— START OF Dataset —

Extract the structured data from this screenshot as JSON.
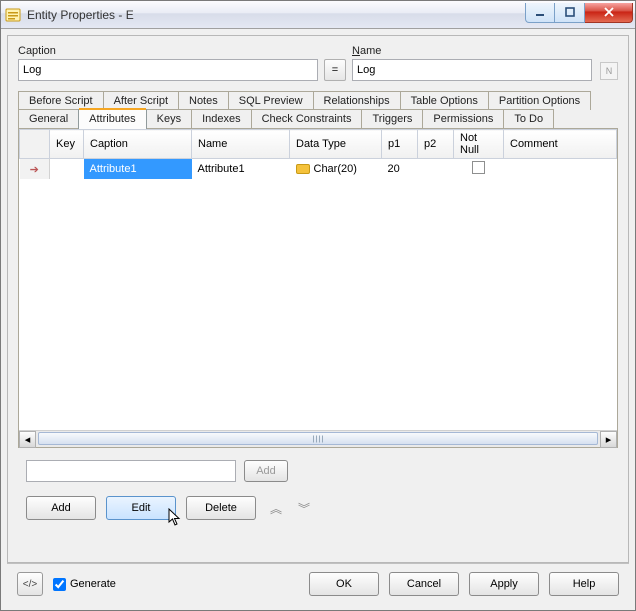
{
  "window_title": "Entity Properties - E",
  "fields": {
    "caption_label": "Caption",
    "name_label_u": "N",
    "name_label_rest": "ame",
    "caption_value": "Log",
    "name_value": "Log",
    "eq_label": "=",
    "aux_label": "N"
  },
  "tabs_row1": [
    "Before Script",
    "After Script",
    "Notes",
    "SQL Preview",
    "Relationships",
    "Table Options",
    "Partition Options"
  ],
  "tabs_row2": [
    "General",
    "Attributes",
    "Keys",
    "Indexes",
    "Check Constraints",
    "Triggers",
    "Permissions",
    "To Do"
  ],
  "active_tab": "Attributes",
  "grid": {
    "headers": [
      "",
      "Key",
      "Caption",
      "Name",
      "Data Type",
      "p1",
      "p2",
      "Not Null",
      "Comment"
    ],
    "row": {
      "arrow": "➔",
      "key": "",
      "caption": "Attribute1",
      "name": "Attribute1",
      "datatype": "Char(20)",
      "p1": "20",
      "p2": "",
      "notnull": false,
      "comment": ""
    }
  },
  "add_small": "Add",
  "buttons_row": {
    "add": "Add",
    "edit": "Edit",
    "delete": "Delete"
  },
  "bottom": {
    "code_label": "</>",
    "generate": "Generate",
    "ok": "OK",
    "cancel": "Cancel",
    "apply": "Apply",
    "help": "Help"
  }
}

— END OF Dataset —

*Exercise task*. Output the data above without changes, apart from leaving out the pictures.

*Full answer*.
Extract the structured data from this screenshot as JSON.
{
  "window_title": "Entity Properties - E",
  "fields": {
    "caption_label": "Caption",
    "name_label_u": "N",
    "name_label_rest": "ame",
    "caption_value": "Log",
    "name_value": "Log",
    "eq_label": "=",
    "aux_label": "N"
  },
  "tabs_row1": [
    "Before Script",
    "After Script",
    "Notes",
    "SQL Preview",
    "Relationships",
    "Table Options",
    "Partition Options"
  ],
  "tabs_row2": [
    "General",
    "Attributes",
    "Keys",
    "Indexes",
    "Check Constraints",
    "Triggers",
    "Permissions",
    "To Do"
  ],
  "active_tab": "Attributes",
  "grid": {
    "headers": [
      "",
      "Key",
      "Caption",
      "Name",
      "Data Type",
      "p1",
      "p2",
      "Not Null",
      "Comment"
    ],
    "row": {
      "arrow": "➔",
      "key": "",
      "caption": "Attribute1",
      "name": "Attribute1",
      "datatype": "Char(20)",
      "p1": "20",
      "p2": "",
      "notnull": false,
      "comment": ""
    }
  },
  "add_small": "Add",
  "buttons_row": {
    "add": "Add",
    "edit": "Edit",
    "delete": "Delete"
  },
  "bottom": {
    "code_label": "</>",
    "generate": "Generate",
    "ok": "OK",
    "cancel": "Cancel",
    "apply": "Apply",
    "help": "Help"
  }
}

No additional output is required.